*Data for the task*
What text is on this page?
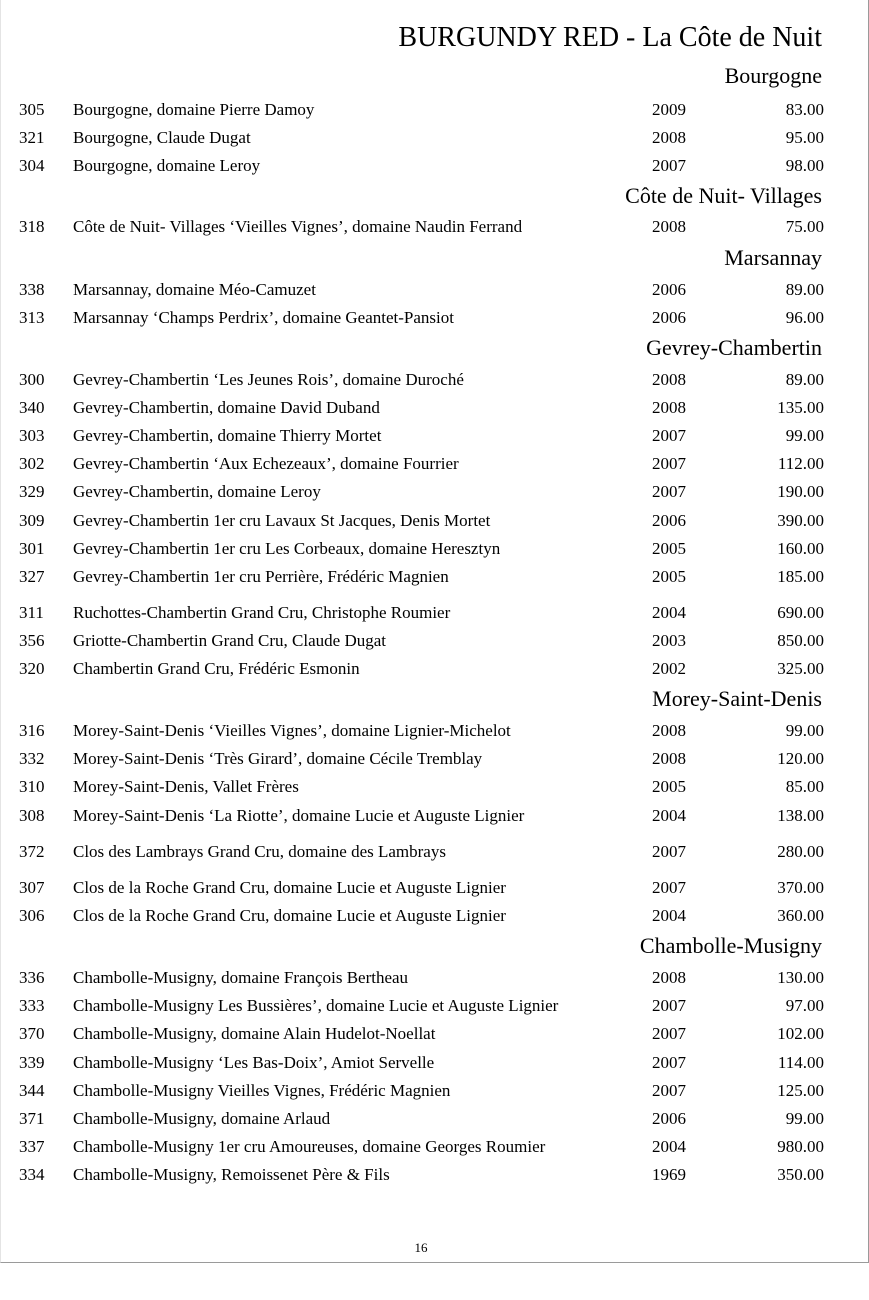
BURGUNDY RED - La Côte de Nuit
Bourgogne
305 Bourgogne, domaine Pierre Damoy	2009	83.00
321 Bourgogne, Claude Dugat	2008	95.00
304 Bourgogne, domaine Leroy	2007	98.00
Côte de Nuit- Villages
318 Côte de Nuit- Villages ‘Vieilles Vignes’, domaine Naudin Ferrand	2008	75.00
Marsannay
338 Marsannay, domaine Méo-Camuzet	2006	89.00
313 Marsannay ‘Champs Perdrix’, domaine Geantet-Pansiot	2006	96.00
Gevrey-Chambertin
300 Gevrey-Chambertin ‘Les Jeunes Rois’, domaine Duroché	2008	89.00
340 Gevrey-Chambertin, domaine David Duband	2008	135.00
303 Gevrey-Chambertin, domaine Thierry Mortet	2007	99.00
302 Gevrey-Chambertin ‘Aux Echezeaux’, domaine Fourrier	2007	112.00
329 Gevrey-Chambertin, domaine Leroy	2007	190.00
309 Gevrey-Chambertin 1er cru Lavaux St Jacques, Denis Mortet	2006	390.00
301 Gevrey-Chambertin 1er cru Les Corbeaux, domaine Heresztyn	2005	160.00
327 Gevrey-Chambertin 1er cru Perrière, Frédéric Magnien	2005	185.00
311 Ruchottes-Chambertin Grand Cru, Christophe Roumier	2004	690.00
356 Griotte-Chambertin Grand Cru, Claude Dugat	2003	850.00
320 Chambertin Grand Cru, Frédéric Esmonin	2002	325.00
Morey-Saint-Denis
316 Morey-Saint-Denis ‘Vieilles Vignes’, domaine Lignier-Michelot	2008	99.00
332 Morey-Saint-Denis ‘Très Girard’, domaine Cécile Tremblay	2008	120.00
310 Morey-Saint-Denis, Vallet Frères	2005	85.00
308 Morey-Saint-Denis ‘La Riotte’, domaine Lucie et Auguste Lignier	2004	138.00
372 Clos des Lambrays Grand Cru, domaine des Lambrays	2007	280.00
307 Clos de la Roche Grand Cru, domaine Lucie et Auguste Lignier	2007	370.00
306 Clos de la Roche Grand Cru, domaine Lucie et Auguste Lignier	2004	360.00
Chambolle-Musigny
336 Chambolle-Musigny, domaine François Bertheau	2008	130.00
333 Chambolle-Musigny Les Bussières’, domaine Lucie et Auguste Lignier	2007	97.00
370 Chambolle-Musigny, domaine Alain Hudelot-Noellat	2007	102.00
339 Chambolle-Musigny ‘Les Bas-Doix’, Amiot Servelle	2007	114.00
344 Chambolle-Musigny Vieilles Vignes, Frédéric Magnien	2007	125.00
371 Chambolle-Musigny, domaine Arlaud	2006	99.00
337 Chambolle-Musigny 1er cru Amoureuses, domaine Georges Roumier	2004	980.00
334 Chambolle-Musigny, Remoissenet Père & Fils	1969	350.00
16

*What is being asked*
Reply with the number of lines in the material above that contain "Chambolle", and nothing more.

*Written response*
9